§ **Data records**
----
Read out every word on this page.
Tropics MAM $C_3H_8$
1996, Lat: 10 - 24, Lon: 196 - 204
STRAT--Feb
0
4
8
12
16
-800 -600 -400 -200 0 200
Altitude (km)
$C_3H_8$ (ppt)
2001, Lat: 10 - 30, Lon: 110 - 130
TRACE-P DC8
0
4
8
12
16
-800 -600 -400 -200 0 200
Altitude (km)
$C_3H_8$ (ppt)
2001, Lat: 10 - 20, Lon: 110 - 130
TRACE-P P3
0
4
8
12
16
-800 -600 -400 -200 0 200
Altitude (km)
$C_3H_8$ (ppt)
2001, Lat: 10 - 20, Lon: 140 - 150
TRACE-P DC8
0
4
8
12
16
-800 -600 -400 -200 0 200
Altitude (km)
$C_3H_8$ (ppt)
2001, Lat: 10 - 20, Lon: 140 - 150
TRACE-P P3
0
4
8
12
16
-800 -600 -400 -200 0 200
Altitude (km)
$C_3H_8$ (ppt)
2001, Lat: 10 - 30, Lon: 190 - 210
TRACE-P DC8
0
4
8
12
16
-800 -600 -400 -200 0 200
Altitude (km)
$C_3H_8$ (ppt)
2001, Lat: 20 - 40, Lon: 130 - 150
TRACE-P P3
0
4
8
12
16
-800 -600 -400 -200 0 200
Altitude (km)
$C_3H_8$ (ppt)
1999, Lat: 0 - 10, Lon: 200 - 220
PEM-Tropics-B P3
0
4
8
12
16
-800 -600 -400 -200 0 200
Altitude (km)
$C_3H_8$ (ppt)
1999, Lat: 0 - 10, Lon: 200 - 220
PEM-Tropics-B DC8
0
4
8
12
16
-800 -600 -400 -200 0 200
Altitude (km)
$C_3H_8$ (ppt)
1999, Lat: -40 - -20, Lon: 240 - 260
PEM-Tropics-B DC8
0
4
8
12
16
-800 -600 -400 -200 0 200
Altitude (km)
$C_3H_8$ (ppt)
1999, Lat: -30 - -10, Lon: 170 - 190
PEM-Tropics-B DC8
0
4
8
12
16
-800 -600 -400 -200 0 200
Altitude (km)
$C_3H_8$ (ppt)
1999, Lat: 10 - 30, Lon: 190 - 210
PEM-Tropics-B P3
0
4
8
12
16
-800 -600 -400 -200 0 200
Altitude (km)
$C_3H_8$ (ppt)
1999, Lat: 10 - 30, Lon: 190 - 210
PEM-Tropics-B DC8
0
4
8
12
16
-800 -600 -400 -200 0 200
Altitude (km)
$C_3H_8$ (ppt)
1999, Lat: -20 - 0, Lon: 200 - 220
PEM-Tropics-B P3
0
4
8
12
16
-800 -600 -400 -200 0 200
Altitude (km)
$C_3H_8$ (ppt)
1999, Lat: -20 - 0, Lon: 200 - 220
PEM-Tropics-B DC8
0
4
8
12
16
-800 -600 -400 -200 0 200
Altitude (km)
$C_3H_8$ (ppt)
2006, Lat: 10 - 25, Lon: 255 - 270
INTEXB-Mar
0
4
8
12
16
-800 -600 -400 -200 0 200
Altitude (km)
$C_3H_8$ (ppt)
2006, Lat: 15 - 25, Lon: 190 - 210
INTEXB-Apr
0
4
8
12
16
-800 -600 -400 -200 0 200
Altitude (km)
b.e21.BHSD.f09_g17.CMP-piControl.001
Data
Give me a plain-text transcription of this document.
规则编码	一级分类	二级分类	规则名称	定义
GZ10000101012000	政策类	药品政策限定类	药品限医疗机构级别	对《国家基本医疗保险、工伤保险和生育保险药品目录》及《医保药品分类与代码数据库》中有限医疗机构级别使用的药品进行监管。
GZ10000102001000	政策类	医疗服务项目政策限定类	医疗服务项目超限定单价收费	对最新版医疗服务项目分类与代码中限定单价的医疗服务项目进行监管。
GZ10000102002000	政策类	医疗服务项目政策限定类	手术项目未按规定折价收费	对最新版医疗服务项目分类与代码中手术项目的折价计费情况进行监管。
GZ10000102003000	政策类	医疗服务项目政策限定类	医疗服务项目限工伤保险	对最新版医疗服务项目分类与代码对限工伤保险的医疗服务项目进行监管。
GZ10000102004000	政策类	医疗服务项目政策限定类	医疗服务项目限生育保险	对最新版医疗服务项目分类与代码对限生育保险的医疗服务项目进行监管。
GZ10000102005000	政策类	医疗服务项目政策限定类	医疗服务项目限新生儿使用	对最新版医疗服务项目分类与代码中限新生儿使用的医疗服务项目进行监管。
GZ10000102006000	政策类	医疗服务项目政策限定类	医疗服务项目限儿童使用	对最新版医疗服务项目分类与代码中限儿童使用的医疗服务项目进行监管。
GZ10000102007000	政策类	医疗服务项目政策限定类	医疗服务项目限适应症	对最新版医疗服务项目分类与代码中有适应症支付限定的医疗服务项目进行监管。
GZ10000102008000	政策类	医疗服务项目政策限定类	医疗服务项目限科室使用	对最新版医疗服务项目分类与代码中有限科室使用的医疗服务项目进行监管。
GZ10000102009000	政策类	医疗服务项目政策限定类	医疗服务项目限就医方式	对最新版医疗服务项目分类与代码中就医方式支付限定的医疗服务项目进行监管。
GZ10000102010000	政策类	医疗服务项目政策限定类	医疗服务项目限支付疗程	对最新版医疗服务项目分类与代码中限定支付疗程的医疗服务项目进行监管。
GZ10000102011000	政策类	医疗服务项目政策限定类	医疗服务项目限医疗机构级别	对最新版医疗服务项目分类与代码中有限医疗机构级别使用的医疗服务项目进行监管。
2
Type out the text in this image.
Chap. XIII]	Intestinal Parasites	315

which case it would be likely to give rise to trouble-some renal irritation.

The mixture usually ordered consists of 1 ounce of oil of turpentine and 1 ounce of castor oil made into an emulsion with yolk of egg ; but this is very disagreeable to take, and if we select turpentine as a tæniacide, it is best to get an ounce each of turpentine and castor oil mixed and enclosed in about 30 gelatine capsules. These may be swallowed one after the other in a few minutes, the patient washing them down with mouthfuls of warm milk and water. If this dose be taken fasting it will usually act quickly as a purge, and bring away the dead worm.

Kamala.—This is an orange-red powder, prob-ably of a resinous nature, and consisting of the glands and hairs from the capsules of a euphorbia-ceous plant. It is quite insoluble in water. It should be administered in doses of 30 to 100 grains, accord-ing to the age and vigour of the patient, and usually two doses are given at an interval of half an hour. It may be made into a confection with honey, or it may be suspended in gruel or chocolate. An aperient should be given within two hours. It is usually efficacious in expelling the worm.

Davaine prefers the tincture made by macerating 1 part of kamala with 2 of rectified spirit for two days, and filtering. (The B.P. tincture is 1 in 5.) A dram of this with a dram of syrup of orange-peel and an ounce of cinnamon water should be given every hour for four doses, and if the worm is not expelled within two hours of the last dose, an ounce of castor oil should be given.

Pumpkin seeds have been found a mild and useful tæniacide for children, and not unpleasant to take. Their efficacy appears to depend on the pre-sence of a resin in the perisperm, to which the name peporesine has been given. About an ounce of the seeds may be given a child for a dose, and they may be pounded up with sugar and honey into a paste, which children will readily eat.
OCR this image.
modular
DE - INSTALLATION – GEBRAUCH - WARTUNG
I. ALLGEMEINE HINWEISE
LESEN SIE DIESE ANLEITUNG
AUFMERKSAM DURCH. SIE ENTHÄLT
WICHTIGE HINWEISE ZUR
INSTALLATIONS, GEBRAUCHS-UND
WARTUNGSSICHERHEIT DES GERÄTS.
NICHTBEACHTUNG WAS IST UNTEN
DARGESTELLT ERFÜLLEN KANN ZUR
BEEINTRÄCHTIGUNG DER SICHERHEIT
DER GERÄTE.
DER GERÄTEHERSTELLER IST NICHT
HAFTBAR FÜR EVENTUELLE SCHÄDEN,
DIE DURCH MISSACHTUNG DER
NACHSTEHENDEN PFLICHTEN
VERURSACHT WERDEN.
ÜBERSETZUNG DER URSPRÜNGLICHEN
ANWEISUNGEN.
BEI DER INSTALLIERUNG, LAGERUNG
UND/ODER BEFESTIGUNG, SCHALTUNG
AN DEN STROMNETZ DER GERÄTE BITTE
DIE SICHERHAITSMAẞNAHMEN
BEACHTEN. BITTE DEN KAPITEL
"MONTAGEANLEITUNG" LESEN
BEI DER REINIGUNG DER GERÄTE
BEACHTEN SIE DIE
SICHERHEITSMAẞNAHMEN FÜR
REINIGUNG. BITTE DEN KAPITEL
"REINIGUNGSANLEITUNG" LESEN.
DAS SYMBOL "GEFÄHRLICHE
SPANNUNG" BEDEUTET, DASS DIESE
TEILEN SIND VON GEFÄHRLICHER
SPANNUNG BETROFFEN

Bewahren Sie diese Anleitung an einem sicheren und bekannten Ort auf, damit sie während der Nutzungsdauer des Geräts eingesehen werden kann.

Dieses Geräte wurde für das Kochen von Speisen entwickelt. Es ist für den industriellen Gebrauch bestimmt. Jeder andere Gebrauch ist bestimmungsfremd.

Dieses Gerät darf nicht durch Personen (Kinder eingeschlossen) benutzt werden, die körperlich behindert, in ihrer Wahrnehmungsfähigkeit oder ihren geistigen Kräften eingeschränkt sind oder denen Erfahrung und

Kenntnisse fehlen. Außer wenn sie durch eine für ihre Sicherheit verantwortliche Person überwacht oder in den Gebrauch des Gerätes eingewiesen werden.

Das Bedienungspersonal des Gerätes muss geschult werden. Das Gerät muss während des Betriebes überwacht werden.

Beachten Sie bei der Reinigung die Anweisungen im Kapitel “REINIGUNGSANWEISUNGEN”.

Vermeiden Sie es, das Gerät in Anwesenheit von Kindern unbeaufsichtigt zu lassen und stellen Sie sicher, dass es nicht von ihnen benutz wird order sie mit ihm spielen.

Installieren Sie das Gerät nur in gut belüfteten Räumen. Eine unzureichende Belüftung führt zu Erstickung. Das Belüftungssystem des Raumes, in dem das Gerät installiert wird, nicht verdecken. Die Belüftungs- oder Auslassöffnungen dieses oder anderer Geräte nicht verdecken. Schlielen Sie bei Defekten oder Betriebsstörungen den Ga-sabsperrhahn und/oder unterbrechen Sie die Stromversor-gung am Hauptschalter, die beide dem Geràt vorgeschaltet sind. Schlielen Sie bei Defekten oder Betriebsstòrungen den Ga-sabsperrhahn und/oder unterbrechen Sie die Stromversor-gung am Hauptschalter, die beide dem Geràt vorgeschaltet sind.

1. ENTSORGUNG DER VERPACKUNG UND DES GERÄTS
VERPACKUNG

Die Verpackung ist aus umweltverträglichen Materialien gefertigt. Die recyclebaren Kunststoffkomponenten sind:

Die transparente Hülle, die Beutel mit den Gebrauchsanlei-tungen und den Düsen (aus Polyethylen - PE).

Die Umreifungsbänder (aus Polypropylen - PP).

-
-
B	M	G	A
----
§ **GIVEN INSTRUCTION**
Gather each line in these records that contains the string "which".

§ **EXERCISE RESPONSE**
which case it would be likely to give rise to trouble-some renal irritation.
Pumpkin seeds have been found a mild and useful tæniacide for children, and not unpleasant to take. Their efficacy appears to depend on the pre-sence of a resin in the perisperm, to which the name peporesine has been given. About an ounce of the seeds may be given a child for a dose, and they may be pounded up with sugar and honey into a paste, which children will readily eat.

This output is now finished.